_Set problem_
Nothing may be dropped or altered: reproduce all the data.

━━━━━━

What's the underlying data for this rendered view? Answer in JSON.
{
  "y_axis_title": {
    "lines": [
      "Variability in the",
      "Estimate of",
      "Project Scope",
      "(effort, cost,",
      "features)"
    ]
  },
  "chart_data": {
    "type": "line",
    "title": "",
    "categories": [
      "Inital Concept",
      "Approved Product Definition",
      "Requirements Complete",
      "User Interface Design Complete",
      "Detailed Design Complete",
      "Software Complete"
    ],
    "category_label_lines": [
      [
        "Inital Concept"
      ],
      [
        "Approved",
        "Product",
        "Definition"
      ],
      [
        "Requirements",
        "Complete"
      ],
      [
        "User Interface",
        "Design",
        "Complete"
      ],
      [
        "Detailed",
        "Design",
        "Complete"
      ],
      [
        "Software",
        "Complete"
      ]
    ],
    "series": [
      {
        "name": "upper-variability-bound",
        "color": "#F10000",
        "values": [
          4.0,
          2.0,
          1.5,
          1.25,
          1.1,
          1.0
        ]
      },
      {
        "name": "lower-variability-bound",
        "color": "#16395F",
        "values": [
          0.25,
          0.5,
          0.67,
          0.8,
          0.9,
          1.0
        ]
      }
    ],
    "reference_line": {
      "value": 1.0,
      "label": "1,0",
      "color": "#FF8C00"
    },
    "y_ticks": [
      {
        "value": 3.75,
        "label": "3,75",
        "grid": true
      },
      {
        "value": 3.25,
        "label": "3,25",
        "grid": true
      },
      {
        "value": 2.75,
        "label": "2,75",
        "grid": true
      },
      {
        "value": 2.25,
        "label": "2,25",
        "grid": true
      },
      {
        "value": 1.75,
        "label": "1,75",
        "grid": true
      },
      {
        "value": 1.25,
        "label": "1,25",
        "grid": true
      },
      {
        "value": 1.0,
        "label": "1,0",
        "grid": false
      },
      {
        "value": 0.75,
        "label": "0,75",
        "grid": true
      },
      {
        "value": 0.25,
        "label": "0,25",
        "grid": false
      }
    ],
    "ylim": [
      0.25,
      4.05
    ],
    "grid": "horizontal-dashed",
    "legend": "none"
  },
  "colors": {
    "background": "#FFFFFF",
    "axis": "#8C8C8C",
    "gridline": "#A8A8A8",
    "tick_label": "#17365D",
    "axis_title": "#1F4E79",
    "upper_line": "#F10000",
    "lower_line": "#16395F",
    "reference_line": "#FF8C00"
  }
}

━━━━━━

_Exercise result_
What's the underlying data for this rendered view? Answer in JSON.
{
  "y_axis_title": {
    "lines": [
      "Variability in the",
      "Estimate of",
      "Project Scope",
      "(effort, cost,",
      "features)"
    ]
  },
  "chart_data": {
    "type": "line",
    "title": "",
    "categories": [
      "Inital Concept",
      "Approved Product Definition",
      "Requirements Complete",
      "User Interface Design Complete",
      "Detailed Design Complete",
      "Software Complete"
    ],
    "category_label_lines": [
      [
        "Inital Concept"
      ],
      [
        "Approved",
        "Product",
        "Definition"
      ],
      [
        "Requirements",
        "Complete"
      ],
      [
        "User Interface",
        "Design",
        "Complete"
      ],
      [
        "Detailed",
        "Design",
        "Complete"
      ],
      [
        "Software",
        "Complete"
      ]
    ],
    "series": [
      {
        "name": "upper-variability-bound",
        "color": "#F10000",
        "values": [
          4.0,
          2.0,
          1.5,
          1.25,
          1.1,
          1.0
        ]
      },
      {
        "name": "lower-variability-bound",
        "color": "#16395F",
        "values": [
          0.25,
          0.5,
          0.67,
          0.8,
          0.9,
          1.0
        ]
      }
    ],
    "reference_line": {
      "value": 1.0,
      "label": "1,0",
      "color": "#FF8C00"
    },
    "y_ticks": [
      {
        "value": 3.75,
        "label": "3,75",
        "grid": true
      },
      {
        "value": 3.25,
        "label": "3,25",
        "grid": true
      },
      {
        "value": 2.75,
        "label": "2,75",
        "grid": true
      },
      {
        "value": 2.25,
        "label": "2,25",
        "grid": true
      },
      {
        "value": 1.75,
        "label": "1,75",
        "grid": true
      },
      {
        "value": 1.25,
        "label": "1,25",
        "grid": true
      },
      {
        "value": 1.0,
        "label": "1,0",
        "grid": false
      },
      {
        "value": 0.75,
        "label": "0,75",
        "grid": true
      },
      {
        "value": 0.25,
        "label": "0,25",
        "grid": false
      }
    ],
    "ylim": [
      0.25,
      4.05
    ],
    "grid": "horizontal-dashed",
    "legend": "none"
  },
  "colors": {
    "background": "#FFFFFF",
    "axis": "#8C8C8C",
    "gridline": "#A8A8A8",
    "tick_label": "#17365D",
    "axis_title": "#1F4E79",
    "upper_line": "#F10000",
    "lower_line": "#16395F",
    "reference_line": "#FF8C00"
  }
}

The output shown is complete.